Task directions >> Your task is to output the listing word for word, with pictures excluded.

[Figure content listings]
○ ○ ○ ○ ○ ○ ○

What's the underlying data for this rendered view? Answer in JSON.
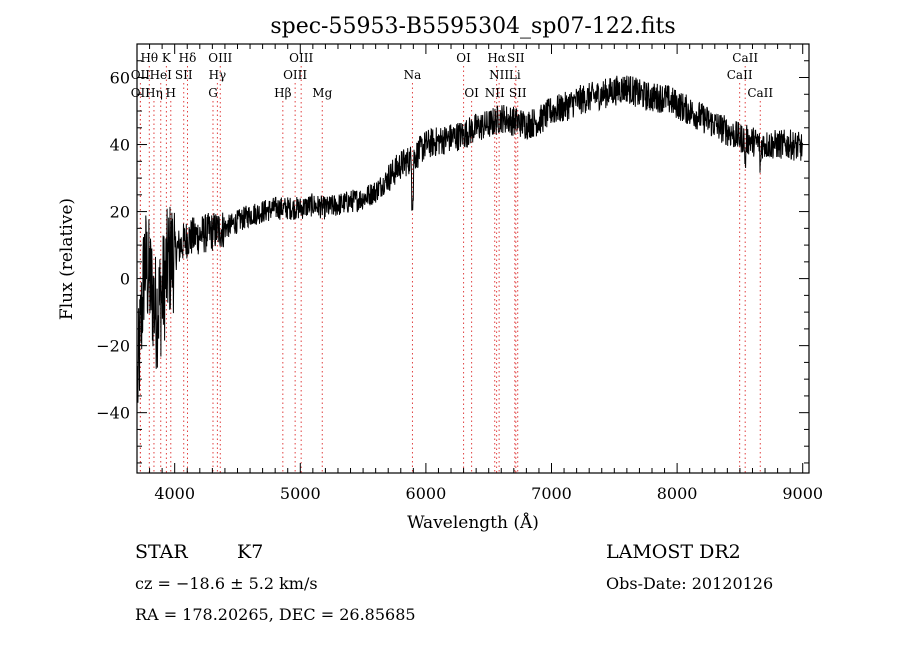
{
  "chart_data": {
    "type": "line",
    "title": "spec-55953-B5595304_sp07-122.fits",
    "xlabel": "Wavelength (Å)",
    "ylabel": "Flux (relative)",
    "xlim": [
      3700,
      9050
    ],
    "ylim": [
      -58,
      70
    ],
    "xticks": [
      {
        "value": 4000,
        "label": "4000"
      },
      {
        "value": 5000,
        "label": "5000"
      },
      {
        "value": 6000,
        "label": "6000"
      },
      {
        "value": 7000,
        "label": "7000"
      },
      {
        "value": 8000,
        "label": "8000"
      },
      {
        "value": 9000,
        "label": "9000"
      }
    ],
    "yticks": [
      {
        "value": -40,
        "label": "−40"
      },
      {
        "value": -20,
        "label": "−20"
      },
      {
        "value": 0,
        "label": "0"
      },
      {
        "value": 20,
        "label": "20"
      },
      {
        "value": 40,
        "label": "40"
      },
      {
        "value": 60,
        "label": "60"
      }
    ],
    "line_color": "#000000",
    "marker_color": "#e04040",
    "spectrum_anchors": [
      [
        3700,
        -35
      ],
      [
        3760,
        5
      ],
      [
        3800,
        0
      ],
      [
        3850,
        -10
      ],
      [
        3900,
        -5
      ],
      [
        3950,
        5
      ],
      [
        4000,
        8
      ],
      [
        4100,
        12
      ],
      [
        4200,
        13
      ],
      [
        4300,
        14
      ],
      [
        4400,
        15
      ],
      [
        4500,
        17
      ],
      [
        4600,
        19
      ],
      [
        4700,
        20
      ],
      [
        4800,
        21
      ],
      [
        4900,
        21
      ],
      [
        5000,
        21
      ],
      [
        5100,
        22
      ],
      [
        5200,
        21
      ],
      [
        5300,
        22
      ],
      [
        5400,
        23
      ],
      [
        5500,
        24
      ],
      [
        5600,
        26
      ],
      [
        5700,
        30
      ],
      [
        5800,
        34
      ],
      [
        5900,
        36
      ],
      [
        6000,
        40
      ],
      [
        6100,
        41
      ],
      [
        6200,
        42
      ],
      [
        6300,
        43
      ],
      [
        6400,
        45
      ],
      [
        6500,
        46
      ],
      [
        6600,
        48
      ],
      [
        6700,
        47
      ],
      [
        6800,
        46
      ],
      [
        6900,
        47
      ],
      [
        7000,
        50
      ],
      [
        7100,
        51
      ],
      [
        7200,
        53
      ],
      [
        7300,
        54
      ],
      [
        7400,
        55
      ],
      [
        7500,
        56
      ],
      [
        7600,
        57
      ],
      [
        7700,
        55
      ],
      [
        7800,
        54
      ],
      [
        7900,
        54
      ],
      [
        8000,
        52
      ],
      [
        8100,
        50
      ],
      [
        8200,
        48
      ],
      [
        8300,
        46
      ],
      [
        8400,
        44
      ],
      [
        8500,
        42
      ],
      [
        8600,
        41
      ],
      [
        8700,
        40
      ],
      [
        8800,
        40
      ],
      [
        8900,
        40
      ],
      [
        9000,
        39
      ]
    ],
    "line_markers": [
      {
        "label": "Hθ",
        "wave": 3798,
        "row": 1
      },
      {
        "label": "OII",
        "wave": 3727,
        "row": 3
      },
      {
        "label": "OII",
        "wave": 3727,
        "row": 2
      },
      {
        "label": "K",
        "wave": 3934,
        "row": 1
      },
      {
        "label": "HeI",
        "wave": 3889,
        "row": 2
      },
      {
        "label": "Hη",
        "wave": 3835,
        "row": 3
      },
      {
        "label": "H",
        "wave": 3969,
        "row": 3
      },
      {
        "label": "Hδ",
        "wave": 4102,
        "row": 1
      },
      {
        "label": "SII",
        "wave": 4072,
        "row": 2
      },
      {
        "label": "OIII",
        "wave": 4363,
        "row": 1
      },
      {
        "label": "Hγ",
        "wave": 4340,
        "row": 2
      },
      {
        "label": "G",
        "wave": 4305,
        "row": 3
      },
      {
        "label": "Hβ",
        "wave": 4861,
        "row": 3
      },
      {
        "label": "OIII",
        "wave": 5007,
        "row": 1
      },
      {
        "label": "OIII",
        "wave": 4959,
        "row": 2
      },
      {
        "label": "Mg",
        "wave": 5175,
        "row": 3
      },
      {
        "label": "Na",
        "wave": 5893,
        "row": 2
      },
      {
        "label": "OI",
        "wave": 6300,
        "row": 1
      },
      {
        "label": "OI",
        "wave": 6364,
        "row": 3
      },
      {
        "label": "Hα",
        "wave": 6563,
        "row": 1
      },
      {
        "label": "SII",
        "wave": 6716,
        "row": 1
      },
      {
        "label": "NII",
        "wave": 6583,
        "row": 2
      },
      {
        "label": "Li",
        "wave": 6708,
        "row": 2
      },
      {
        "label": "NII",
        "wave": 6548,
        "row": 3
      },
      {
        "label": "SII",
        "wave": 6731,
        "row": 3
      },
      {
        "label": "CaII",
        "wave": 8542,
        "row": 1
      },
      {
        "label": "CaII",
        "wave": 8498,
        "row": 2
      },
      {
        "label": "CaII",
        "wave": 8662,
        "row": 3
      }
    ]
  },
  "info": {
    "class_text": "STAR",
    "subclass_text": "K7",
    "cz_text": "cz = −18.6 ± 5.2 km/s",
    "coords_text": "RA = 178.20265, DEC =  26.85685",
    "survey_text": "LAMOST DR2",
    "obs_date_text": "Obs-Date: 20120126"
  }
}
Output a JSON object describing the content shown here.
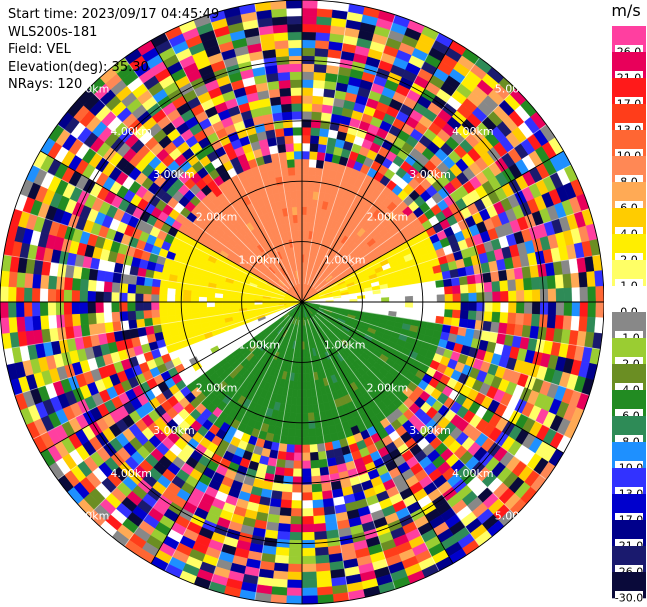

○ ○ ○ ○ ○ ○ ○

Solution below >>
What's the underlying data for this rendered view? Answer in JSON.
{
  "chart_data": {
    "type": "line",
    "title": "spec-55953-B5595304_sp07-122.fits",
    "xlabel": "Wavelength (Å)",
    "ylabel": "Flux (relative)",
    "xlim": [
      3700,
      9050
    ],
    "ylim": [
      -58,
      70
    ],
    "xticks": [
      {
        "value": 4000,
        "label": "4000"
      },
      {
        "value": 5000,
        "label": "5000"
      },
      {
        "value": 6000,
        "label": "6000"
      },
      {
        "value": 7000,
        "label": "7000"
      },
      {
        "value": 8000,
        "label": "8000"
      },
      {
        "value": 9000,
        "label": "9000"
      }
    ],
    "yticks": [
      {
        "value": -40,
        "label": "−40"
      },
      {
        "value": -20,
        "label": "−20"
      },
      {
        "value": 0,
        "label": "0"
      },
      {
        "value": 20,
        "label": "20"
      },
      {
        "value": 40,
        "label": "40"
      },
      {
        "value": 60,
        "label": "60"
      }
    ],
    "line_color": "#000000",
    "marker_color": "#e04040",
    "spectrum_anchors": [
      [
        3700,
        -35
      ],
      [
        3760,
        5
      ],
      [
        3800,
        0
      ],
      [
        3850,
        -10
      ],
      [
        3900,
        -5
      ],
      [
        3950,
        5
      ],
      [
        4000,
        8
      ],
      [
        4100,
        12
      ],
      [
        4200,
        13
      ],
      [
        4300,
        14
      ],
      [
        4400,
        15
      ],
      [
        4500,
        17
      ],
      [
        4600,
        19
      ],
      [
        4700,
        20
      ],
      [
        4800,
        21
      ],
      [
        4900,
        21
      ],
      [
        5000,
        21
      ],
      [
        5100,
        22
      ],
      [
        5200,
        21
      ],
      [
        5300,
        22
      ],
      [
        5400,
        23
      ],
      [
        5500,
        24
      ],
      [
        5600,
        26
      ],
      [
        5700,
        30
      ],
      [
        5800,
        34
      ],
      [
        5900,
        36
      ],
      [
        6000,
        40
      ],
      [
        6100,
        41
      ],
      [
        6200,
        42
      ],
      [
        6300,
        43
      ],
      [
        6400,
        45
      ],
      [
        6500,
        46
      ],
      [
        6600,
        48
      ],
      [
        6700,
        47
      ],
      [
        6800,
        46
      ],
      [
        6900,
        47
      ],
      [
        7000,
        50
      ],
      [
        7100,
        51
      ],
      [
        7200,
        53
      ],
      [
        7300,
        54
      ],
      [
        7400,
        55
      ],
      [
        7500,
        56
      ],
      [
        7600,
        57
      ],
      [
        7700,
        55
      ],
      [
        7800,
        54
      ],
      [
        7900,
        54
      ],
      [
        8000,
        52
      ],
      [
        8100,
        50
      ],
      [
        8200,
        48
      ],
      [
        8300,
        46
      ],
      [
        8400,
        44
      ],
      [
        8500,
        42
      ],
      [
        8600,
        41
      ],
      [
        8700,
        40
      ],
      [
        8800,
        40
      ],
      [
        8900,
        40
      ],
      [
        9000,
        39
      ]
    ],
    "line_markers": [
      {
        "label": "Hθ",
        "wave": 3798,
        "row": 1
      },
      {
        "label": "OII",
        "wave": 3727,
        "row": 3
      },
      {
        "label": "OII",
        "wave": 3727,
        "row": 2
      },
      {
        "label": "K",
        "wave": 3934,
        "row": 1
      },
      {
        "label": "HeI",
        "wave": 3889,
        "row": 2
      },
      {
        "label": "Hη",
        "wave": 3835,
        "row": 3
      },
      {
        "label": "H",
        "wave": 3969,
        "row": 3
      },
      {
        "label": "Hδ",
        "wave": 4102,
        "row": 1
      },
      {
        "label": "SII",
        "wave": 4072,
        "row": 2
      },
      {
        "label": "OIII",
        "wave": 4363,
        "row": 1
      },
      {
        "label": "Hγ",
        "wave": 4340,
        "row": 2
      },
      {
        "label": "G",
        "wave": 4305,
        "row": 3
      },
      {
        "label": "Hβ",
        "wave": 4861,
        "row": 3
      },
      {
        "label": "OIII",
        "wave": 5007,
        "row": 1
      },
      {
        "label": "OIII",
        "wave": 4959,
        "row": 2
      },
      {
        "label": "Mg",
        "wave": 5175,
        "row": 3
      },
      {
        "label": "Na",
        "wave": 5893,
        "row": 2
      },
      {
        "label": "OI",
        "wave": 6300,
        "row": 1
      },
      {
        "label": "OI",
        "wave": 6364,
        "row": 3
      },
      {
        "label": "Hα",
        "wave": 6563,
        "row": 1
      },
      {
        "label": "SII",
        "wave": 6716,
        "row": 1
      },
      {
        "label": "NII",
        "wave": 6583,
        "row": 2
      },
      {
        "label": "Li",
        "wave": 6708,
        "row": 2
      },
      {
        "label": "NII",
        "wave": 6548,
        "row": 3
      },
      {
        "label": "SII",
        "wave": 6731,
        "row": 3
      },
      {
        "label": "CaII",
        "wave": 8542,
        "row": 1
      },
      {
        "label": "CaII",
        "wave": 8498,
        "row": 2
      },
      {
        "label": "CaII",
        "wave": 8662,
        "row": 3
      }
    ]
  },
  "info": {
    "class_text": "STAR",
    "subclass_text": "K7",
    "cz_text": "cz = −18.6 ± 5.2 km/s",
    "coords_text": "RA = 178.20265, DEC =  26.85685",
    "survey_text": "LAMOST DR2",
    "obs_date_text": "Obs-Date: 20120126"
  }
}
Output a JSON object describing the content shown here.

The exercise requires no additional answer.